Material to process =
** start **
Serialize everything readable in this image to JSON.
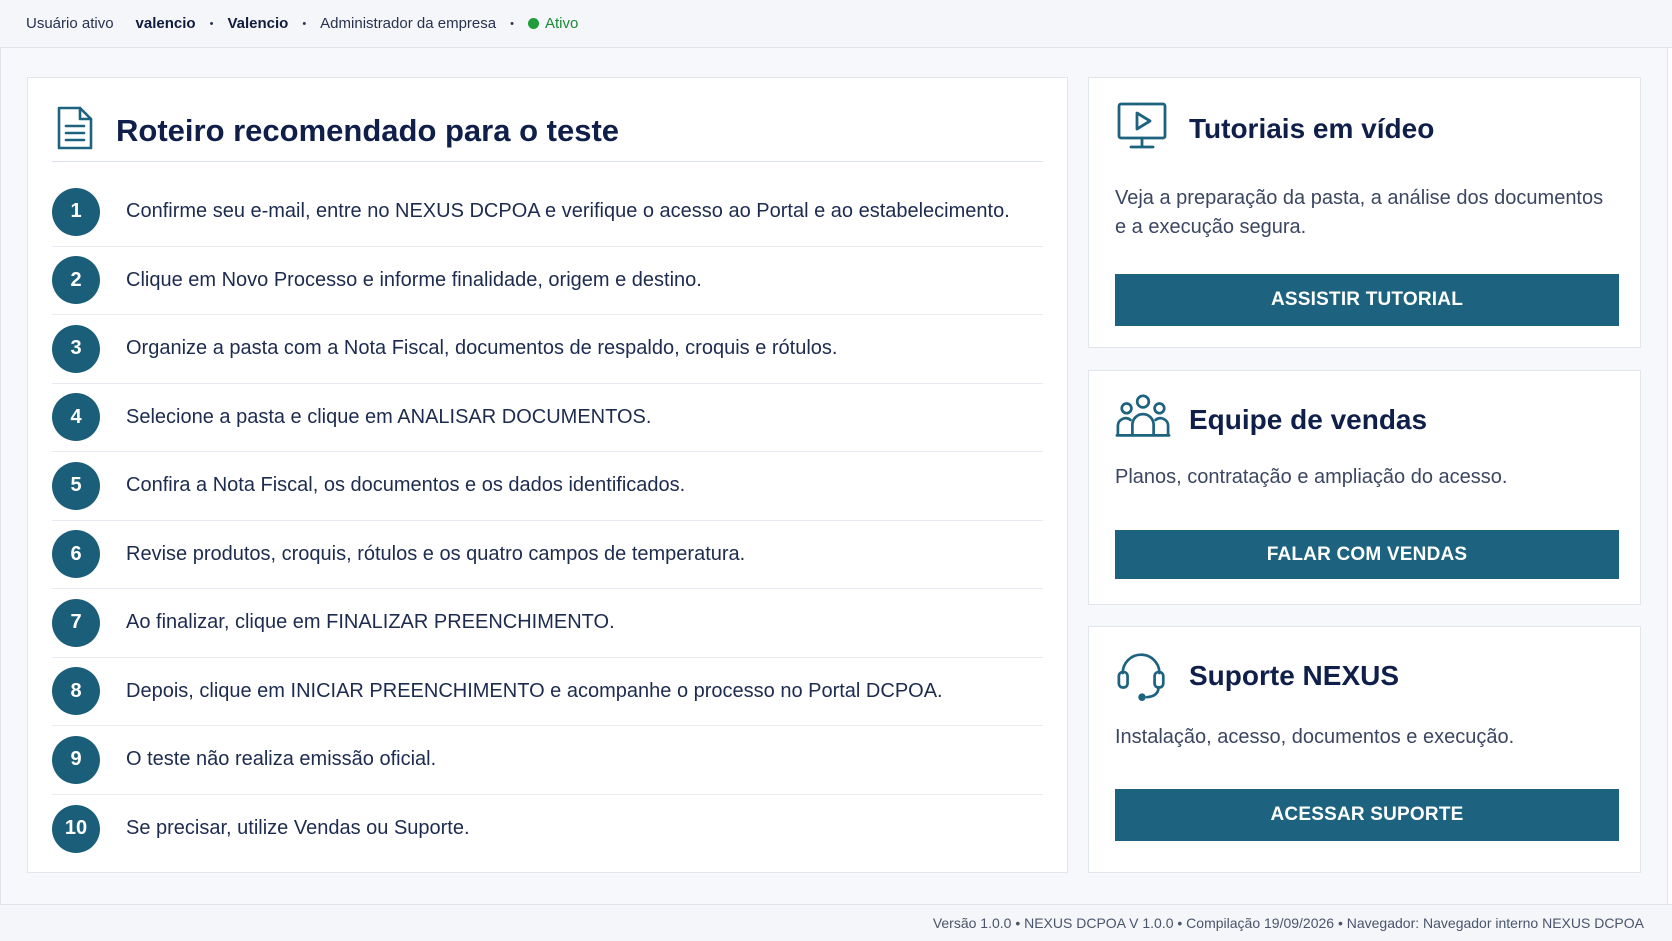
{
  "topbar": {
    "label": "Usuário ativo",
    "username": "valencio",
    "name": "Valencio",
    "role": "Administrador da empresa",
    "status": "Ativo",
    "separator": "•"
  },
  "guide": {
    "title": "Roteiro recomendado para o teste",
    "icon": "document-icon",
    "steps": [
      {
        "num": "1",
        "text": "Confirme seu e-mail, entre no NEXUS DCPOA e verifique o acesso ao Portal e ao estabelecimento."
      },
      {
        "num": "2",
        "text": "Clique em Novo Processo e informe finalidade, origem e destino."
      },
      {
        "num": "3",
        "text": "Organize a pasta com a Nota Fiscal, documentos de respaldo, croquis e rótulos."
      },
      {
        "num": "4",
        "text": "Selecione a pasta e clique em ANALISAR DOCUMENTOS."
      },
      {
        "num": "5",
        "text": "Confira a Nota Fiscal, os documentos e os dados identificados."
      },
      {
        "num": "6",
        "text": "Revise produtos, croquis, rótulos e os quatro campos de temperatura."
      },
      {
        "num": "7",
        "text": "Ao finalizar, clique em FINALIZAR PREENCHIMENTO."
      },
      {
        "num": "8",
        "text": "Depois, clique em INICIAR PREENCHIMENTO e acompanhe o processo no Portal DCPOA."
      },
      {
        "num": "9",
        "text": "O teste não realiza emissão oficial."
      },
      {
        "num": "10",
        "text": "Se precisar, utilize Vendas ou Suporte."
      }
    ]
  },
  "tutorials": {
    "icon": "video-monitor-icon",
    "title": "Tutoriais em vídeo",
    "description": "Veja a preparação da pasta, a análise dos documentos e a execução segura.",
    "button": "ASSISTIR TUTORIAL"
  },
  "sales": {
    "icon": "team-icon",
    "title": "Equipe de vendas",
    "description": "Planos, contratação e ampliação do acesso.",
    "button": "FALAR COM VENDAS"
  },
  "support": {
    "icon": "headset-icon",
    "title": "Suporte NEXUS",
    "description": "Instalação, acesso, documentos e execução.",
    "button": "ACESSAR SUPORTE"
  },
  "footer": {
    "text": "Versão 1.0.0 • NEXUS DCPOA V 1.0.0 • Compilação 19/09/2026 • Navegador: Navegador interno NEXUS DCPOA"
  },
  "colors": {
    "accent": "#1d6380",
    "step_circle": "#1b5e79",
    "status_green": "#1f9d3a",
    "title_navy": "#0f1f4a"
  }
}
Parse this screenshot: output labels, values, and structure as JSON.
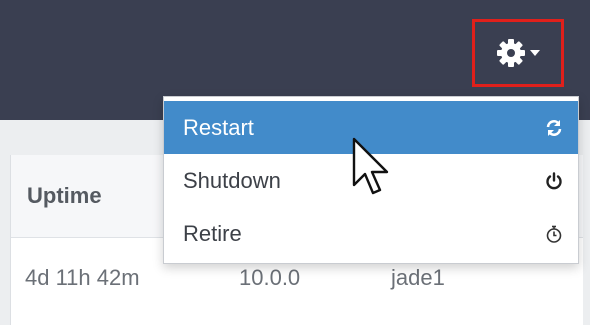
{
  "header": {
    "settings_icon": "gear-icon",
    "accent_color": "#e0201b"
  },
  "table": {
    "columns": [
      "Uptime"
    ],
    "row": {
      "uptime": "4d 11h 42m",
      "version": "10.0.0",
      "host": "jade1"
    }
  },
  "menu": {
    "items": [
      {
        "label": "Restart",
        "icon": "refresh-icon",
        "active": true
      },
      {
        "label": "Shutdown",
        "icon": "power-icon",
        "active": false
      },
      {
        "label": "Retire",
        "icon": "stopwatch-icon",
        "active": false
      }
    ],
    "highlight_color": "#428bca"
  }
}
** end **
Problem details =
Reproduce every entry word for word, but omit the pictures.

Solved exercise =
Serialize everything readable in this image to JSON.
{
  "topbar": {
    "label": "Usuário ativo",
    "username": "valencio",
    "name": "Valencio",
    "role": "Administrador da empresa",
    "status": "Ativo",
    "separator": "•"
  },
  "guide": {
    "title": "Roteiro recomendado para o teste",
    "icon": "document-icon",
    "steps": [
      {
        "num": "1",
        "text": "Confirme seu e-mail, entre no NEXUS DCPOA e verifique o acesso ao Portal e ao estabelecimento."
      },
      {
        "num": "2",
        "text": "Clique em Novo Processo e informe finalidade, origem e destino."
      },
      {
        "num": "3",
        "text": "Organize a pasta com a Nota Fiscal, documentos de respaldo, croquis e rótulos."
      },
      {
        "num": "4",
        "text": "Selecione a pasta e clique em ANALISAR DOCUMENTOS."
      },
      {
        "num": "5",
        "text": "Confira a Nota Fiscal, os documentos e os dados identificados."
      },
      {
        "num": "6",
        "text": "Revise produtos, croquis, rótulos e os quatro campos de temperatura."
      },
      {
        "num": "7",
        "text": "Ao finalizar, clique em FINALIZAR PREENCHIMENTO."
      },
      {
        "num": "8",
        "text": "Depois, clique em INICIAR PREENCHIMENTO e acompanhe o processo no Portal DCPOA."
      },
      {
        "num": "9",
        "text": "O teste não realiza emissão oficial."
      },
      {
        "num": "10",
        "text": "Se precisar, utilize Vendas ou Suporte."
      }
    ]
  },
  "tutorials": {
    "icon": "video-monitor-icon",
    "title": "Tutoriais em vídeo",
    "description": "Veja a preparação da pasta, a análise dos documentos e a execução segura.",
    "button": "ASSISTIR TUTORIAL"
  },
  "sales": {
    "icon": "team-icon",
    "title": "Equipe de vendas",
    "description": "Planos, contratação e ampliação do acesso.",
    "button": "FALAR COM VENDAS"
  },
  "support": {
    "icon": "headset-icon",
    "title": "Suporte NEXUS",
    "description": "Instalação, acesso, documentos e execução.",
    "button": "ACESSAR SUPORTE"
  },
  "footer": {
    "text": "Versão 1.0.0 • NEXUS DCPOA V 1.0.0 • Compilação 19/09/2026 • Navegador: Navegador interno NEXUS DCPOA"
  },
  "colors": {
    "accent": "#1d6380",
    "step_circle": "#1b5e79",
    "status_green": "#1f9d3a",
    "title_navy": "#0f1f4a"
  }
}
Parse this screenshot: output labels, values, and structure as JSON.
{
  "header": {
    "settings_icon": "gear-icon",
    "accent_color": "#e0201b"
  },
  "table": {
    "columns": [
      "Uptime"
    ],
    "row": {
      "uptime": "4d 11h 42m",
      "version": "10.0.0",
      "host": "jade1"
    }
  },
  "menu": {
    "items": [
      {
        "label": "Restart",
        "icon": "refresh-icon",
        "active": true
      },
      {
        "label": "Shutdown",
        "icon": "power-icon",
        "active": false
      },
      {
        "label": "Retire",
        "icon": "stopwatch-icon",
        "active": false
      }
    ],
    "highlight_color": "#428bca"
  }
}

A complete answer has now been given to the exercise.